GOAL
Return each line of the data below word for word, leaving out the pictures.

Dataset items
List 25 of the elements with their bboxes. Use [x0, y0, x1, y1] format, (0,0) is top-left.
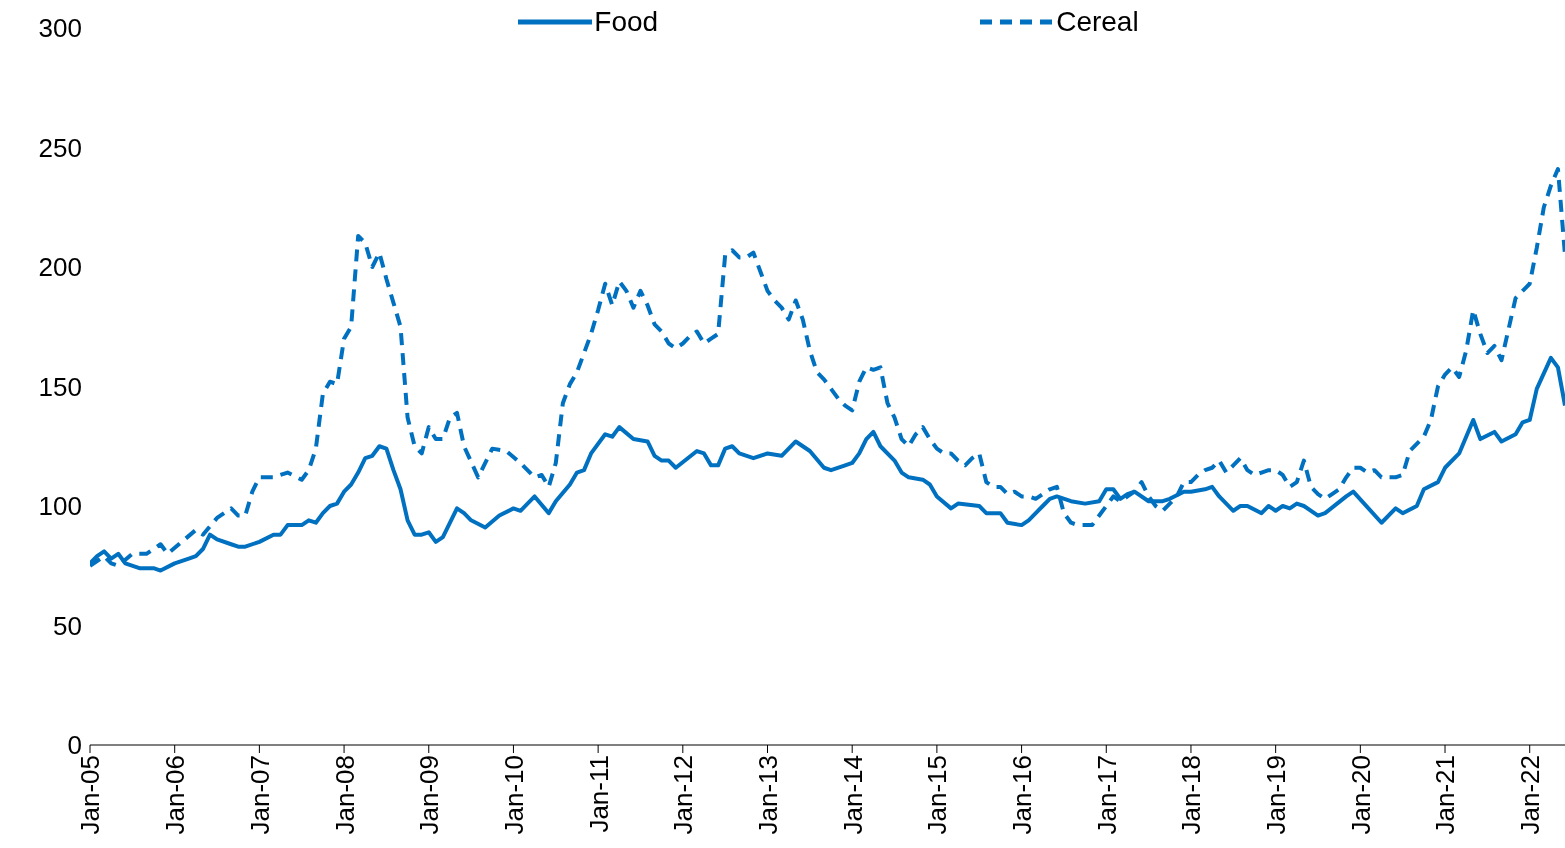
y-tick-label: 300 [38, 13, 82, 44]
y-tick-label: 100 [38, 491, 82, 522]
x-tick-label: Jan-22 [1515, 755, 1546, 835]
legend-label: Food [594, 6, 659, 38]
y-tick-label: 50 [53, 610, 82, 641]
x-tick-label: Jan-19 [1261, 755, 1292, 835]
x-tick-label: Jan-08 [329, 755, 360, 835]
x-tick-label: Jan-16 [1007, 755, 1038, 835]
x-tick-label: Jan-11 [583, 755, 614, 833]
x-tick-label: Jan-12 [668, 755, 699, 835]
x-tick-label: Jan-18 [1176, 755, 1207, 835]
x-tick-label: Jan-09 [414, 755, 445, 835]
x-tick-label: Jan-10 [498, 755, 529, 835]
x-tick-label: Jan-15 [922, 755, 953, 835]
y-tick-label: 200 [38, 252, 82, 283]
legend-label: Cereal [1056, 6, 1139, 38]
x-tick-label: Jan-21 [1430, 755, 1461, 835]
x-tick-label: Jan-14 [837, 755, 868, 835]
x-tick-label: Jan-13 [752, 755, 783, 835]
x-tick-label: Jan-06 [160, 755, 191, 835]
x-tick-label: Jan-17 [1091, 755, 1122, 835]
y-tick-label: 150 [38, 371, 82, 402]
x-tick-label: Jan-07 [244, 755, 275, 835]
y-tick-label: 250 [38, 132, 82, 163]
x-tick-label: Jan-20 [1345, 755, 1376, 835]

ANSWER
List 25 of the elements with their bboxes. Use [x0, y0, x1, y1] format, (0,0) is top-left.
y-tick-label: 300 [38, 13, 82, 44]
y-tick-label: 100 [38, 491, 82, 522]
x-tick-label: Jan-22 [1515, 755, 1546, 835]
legend-label: Food [594, 6, 659, 38]
y-tick-label: 50 [53, 610, 82, 641]
x-tick-label: Jan-19 [1261, 755, 1292, 835]
x-tick-label: Jan-08 [329, 755, 360, 835]
x-tick-label: Jan-16 [1007, 755, 1038, 835]
x-tick-label: Jan-11 [583, 755, 614, 833]
x-tick-label: Jan-12 [668, 755, 699, 835]
x-tick-label: Jan-18 [1176, 755, 1207, 835]
x-tick-label: Jan-09 [414, 755, 445, 835]
x-tick-label: Jan-10 [498, 755, 529, 835]
x-tick-label: Jan-15 [922, 755, 953, 835]
y-tick-label: 200 [38, 252, 82, 283]
legend-label: Cereal [1056, 6, 1139, 38]
x-tick-label: Jan-21 [1430, 755, 1461, 835]
x-tick-label: Jan-14 [837, 755, 868, 835]
x-tick-label: Jan-13 [752, 755, 783, 835]
x-tick-label: Jan-06 [160, 755, 191, 835]
x-tick-label: Jan-17 [1091, 755, 1122, 835]
y-tick-label: 150 [38, 371, 82, 402]
x-tick-label: Jan-07 [244, 755, 275, 835]
y-tick-label: 250 [38, 132, 82, 163]
x-tick-label: Jan-20 [1345, 755, 1376, 835]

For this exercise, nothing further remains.